_TASK:_
Print out the entries below with no edits.

===

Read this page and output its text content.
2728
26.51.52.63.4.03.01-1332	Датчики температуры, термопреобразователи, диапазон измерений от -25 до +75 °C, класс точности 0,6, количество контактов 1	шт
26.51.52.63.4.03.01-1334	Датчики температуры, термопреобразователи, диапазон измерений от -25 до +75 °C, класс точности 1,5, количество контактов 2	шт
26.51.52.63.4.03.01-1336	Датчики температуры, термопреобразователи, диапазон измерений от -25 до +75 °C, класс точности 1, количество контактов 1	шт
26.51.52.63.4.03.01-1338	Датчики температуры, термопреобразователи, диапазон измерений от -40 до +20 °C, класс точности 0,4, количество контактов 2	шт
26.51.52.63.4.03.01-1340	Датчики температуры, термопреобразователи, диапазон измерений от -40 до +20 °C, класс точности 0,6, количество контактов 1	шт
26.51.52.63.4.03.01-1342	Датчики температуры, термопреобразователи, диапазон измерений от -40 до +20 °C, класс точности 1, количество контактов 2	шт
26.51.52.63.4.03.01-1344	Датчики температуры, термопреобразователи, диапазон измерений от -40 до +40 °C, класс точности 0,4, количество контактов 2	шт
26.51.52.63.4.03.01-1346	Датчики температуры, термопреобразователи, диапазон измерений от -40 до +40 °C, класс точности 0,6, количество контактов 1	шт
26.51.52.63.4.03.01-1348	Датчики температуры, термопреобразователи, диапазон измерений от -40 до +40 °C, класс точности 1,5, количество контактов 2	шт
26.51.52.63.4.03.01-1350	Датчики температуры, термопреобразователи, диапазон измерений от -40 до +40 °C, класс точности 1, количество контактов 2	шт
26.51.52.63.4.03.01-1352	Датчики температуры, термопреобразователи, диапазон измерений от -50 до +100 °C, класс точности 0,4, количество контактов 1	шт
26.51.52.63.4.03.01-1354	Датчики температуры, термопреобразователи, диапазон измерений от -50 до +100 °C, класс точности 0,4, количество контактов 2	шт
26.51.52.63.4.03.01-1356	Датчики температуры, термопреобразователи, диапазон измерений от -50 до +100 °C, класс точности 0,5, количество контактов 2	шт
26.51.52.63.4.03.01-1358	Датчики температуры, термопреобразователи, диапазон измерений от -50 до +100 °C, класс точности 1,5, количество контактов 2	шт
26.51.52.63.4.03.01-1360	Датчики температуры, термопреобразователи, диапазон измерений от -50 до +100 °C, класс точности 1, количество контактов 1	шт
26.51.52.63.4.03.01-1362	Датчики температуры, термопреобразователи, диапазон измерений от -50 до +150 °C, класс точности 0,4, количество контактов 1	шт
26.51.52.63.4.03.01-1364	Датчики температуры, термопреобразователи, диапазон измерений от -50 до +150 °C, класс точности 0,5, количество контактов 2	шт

===

_ANSWER TO THIS TASK:_
Read this page and output its text content.
2728
26.51.52.63.4.03.01-1332	Датчики температуры, термопреобразователи, диапазон измерений от -25 до +75 °C, класс точности 0,6, количество контактов 1	шт
26.51.52.63.4.03.01-1334	Датчики температуры, термопреобразователи, диапазон измерений от -25 до +75 °C, класс точности 1,5, количество контактов 2	шт
26.51.52.63.4.03.01-1336	Датчики температуры, термопреобразователи, диапазон измерений от -25 до +75 °C, класс точности 1, количество контактов 1	шт
26.51.52.63.4.03.01-1338	Датчики температуры, термопреобразователи, диапазон измерений от -40 до +20 °C, класс точности 0,4, количество контактов 2	шт
26.51.52.63.4.03.01-1340	Датчики температуры, термопреобразователи, диапазон измерений от -40 до +20 °C, класс точности 0,6, количество контактов 1	шт
26.51.52.63.4.03.01-1342	Датчики температуры, термопреобразователи, диапазон измерений от -40 до +20 °C, класс точности 1, количество контактов 2	шт
26.51.52.63.4.03.01-1344	Датчики температуры, термопреобразователи, диапазон измерений от -40 до +40 °C, класс точности 0,4, количество контактов 2	шт
26.51.52.63.4.03.01-1346	Датчики температуры, термопреобразователи, диапазон измерений от -40 до +40 °C, класс точности 0,6, количество контактов 1	шт
26.51.52.63.4.03.01-1348	Датчики температуры, термопреобразователи, диапазон измерений от -40 до +40 °C, класс точности 1,5, количество контактов 2	шт
26.51.52.63.4.03.01-1350	Датчики температуры, термопреобразователи, диапазон измерений от -40 до +40 °C, класс точности 1, количество контактов 2	шт
26.51.52.63.4.03.01-1352	Датчики температуры, термопреобразователи, диапазон измерений от -50 до +100 °C, класс точности 0,4, количество контактов 1	шт
26.51.52.63.4.03.01-1354	Датчики температуры, термопреобразователи, диапазон измерений от -50 до +100 °C, класс точности 0,4, количество контактов 2	шт
26.51.52.63.4.03.01-1356	Датчики температуры, термопреобразователи, диапазон измерений от -50 до +100 °C, класс точности 0,5, количество контактов 2	шт
26.51.52.63.4.03.01-1358	Датчики температуры, термопреобразователи, диапазон измерений от -50 до +100 °C, класс точности 1,5, количество контактов 2	шт
26.51.52.63.4.03.01-1360	Датчики температуры, термопреобразователи, диапазон измерений от -50 до +100 °C, класс точности 1, количество контактов 1	шт
26.51.52.63.4.03.01-1362	Датчики температуры, термопреобразователи, диапазон измерений от -50 до +150 °C, класс точности 0,4, количество контактов 1	шт
26.51.52.63.4.03.01-1364	Датчики температуры, термопреобразователи, диапазон измерений от -50 до +150 °C, класс точности 0,5, количество контактов 2	шт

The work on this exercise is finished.